#### [SET TASK]
Find every line below that contains the word "context" and copy it out.

#### [DATA PROVIDED]
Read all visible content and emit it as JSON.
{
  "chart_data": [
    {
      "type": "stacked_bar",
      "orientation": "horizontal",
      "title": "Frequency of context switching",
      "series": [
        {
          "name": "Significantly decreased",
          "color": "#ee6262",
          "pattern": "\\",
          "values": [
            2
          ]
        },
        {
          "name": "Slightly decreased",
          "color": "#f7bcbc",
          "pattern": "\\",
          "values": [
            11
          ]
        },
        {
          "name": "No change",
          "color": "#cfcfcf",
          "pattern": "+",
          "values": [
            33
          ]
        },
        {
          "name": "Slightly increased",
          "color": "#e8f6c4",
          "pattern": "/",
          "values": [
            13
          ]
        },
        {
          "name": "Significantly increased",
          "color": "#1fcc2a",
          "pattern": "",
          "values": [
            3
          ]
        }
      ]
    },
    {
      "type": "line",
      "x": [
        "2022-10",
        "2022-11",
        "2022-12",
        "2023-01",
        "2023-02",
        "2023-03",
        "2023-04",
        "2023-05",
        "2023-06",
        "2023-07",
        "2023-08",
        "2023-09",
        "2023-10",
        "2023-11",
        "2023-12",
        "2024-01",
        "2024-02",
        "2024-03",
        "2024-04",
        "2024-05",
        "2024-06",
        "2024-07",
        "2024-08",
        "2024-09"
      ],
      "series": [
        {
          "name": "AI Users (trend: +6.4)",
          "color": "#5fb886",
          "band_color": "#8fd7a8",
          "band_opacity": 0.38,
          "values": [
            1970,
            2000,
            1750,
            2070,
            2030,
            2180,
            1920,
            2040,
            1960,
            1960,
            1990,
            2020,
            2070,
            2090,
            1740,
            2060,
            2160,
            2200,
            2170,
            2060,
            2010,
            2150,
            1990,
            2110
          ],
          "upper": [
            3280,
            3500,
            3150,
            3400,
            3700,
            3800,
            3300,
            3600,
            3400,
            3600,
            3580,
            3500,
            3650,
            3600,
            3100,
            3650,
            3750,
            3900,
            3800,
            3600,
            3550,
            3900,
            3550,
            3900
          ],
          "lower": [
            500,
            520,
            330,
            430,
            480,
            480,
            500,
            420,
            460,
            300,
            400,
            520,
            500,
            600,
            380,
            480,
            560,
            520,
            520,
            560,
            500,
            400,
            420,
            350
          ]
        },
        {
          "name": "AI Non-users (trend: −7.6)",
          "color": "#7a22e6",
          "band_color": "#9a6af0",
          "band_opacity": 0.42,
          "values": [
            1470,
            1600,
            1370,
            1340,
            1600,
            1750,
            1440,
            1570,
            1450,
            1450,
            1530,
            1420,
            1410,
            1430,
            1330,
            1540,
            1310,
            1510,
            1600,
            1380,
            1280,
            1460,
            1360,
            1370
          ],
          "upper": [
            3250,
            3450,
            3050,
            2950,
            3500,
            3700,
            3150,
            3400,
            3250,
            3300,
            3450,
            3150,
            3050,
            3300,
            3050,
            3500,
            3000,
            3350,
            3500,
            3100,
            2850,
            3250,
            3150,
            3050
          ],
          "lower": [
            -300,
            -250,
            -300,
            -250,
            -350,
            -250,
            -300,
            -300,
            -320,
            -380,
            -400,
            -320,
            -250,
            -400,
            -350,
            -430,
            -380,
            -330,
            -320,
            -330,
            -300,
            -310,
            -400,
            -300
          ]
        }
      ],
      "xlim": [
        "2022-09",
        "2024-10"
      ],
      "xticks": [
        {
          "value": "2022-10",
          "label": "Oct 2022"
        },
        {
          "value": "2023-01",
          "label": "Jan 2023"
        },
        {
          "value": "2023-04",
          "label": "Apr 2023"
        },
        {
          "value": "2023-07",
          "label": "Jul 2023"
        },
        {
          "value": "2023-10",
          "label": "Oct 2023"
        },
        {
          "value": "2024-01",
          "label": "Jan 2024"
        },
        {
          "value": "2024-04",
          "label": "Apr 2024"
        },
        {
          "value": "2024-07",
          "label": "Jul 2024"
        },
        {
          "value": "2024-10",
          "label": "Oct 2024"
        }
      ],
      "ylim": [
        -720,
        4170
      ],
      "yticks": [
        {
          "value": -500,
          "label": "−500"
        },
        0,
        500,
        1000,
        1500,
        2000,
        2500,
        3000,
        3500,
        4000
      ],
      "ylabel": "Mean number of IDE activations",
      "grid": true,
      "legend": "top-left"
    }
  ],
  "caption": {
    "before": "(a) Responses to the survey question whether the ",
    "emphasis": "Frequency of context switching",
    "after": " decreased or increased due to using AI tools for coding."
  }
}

#### [TASK OUTPUT]
      "title": "Frequency of context switching",
    "emphasis": "Frequency of context switching",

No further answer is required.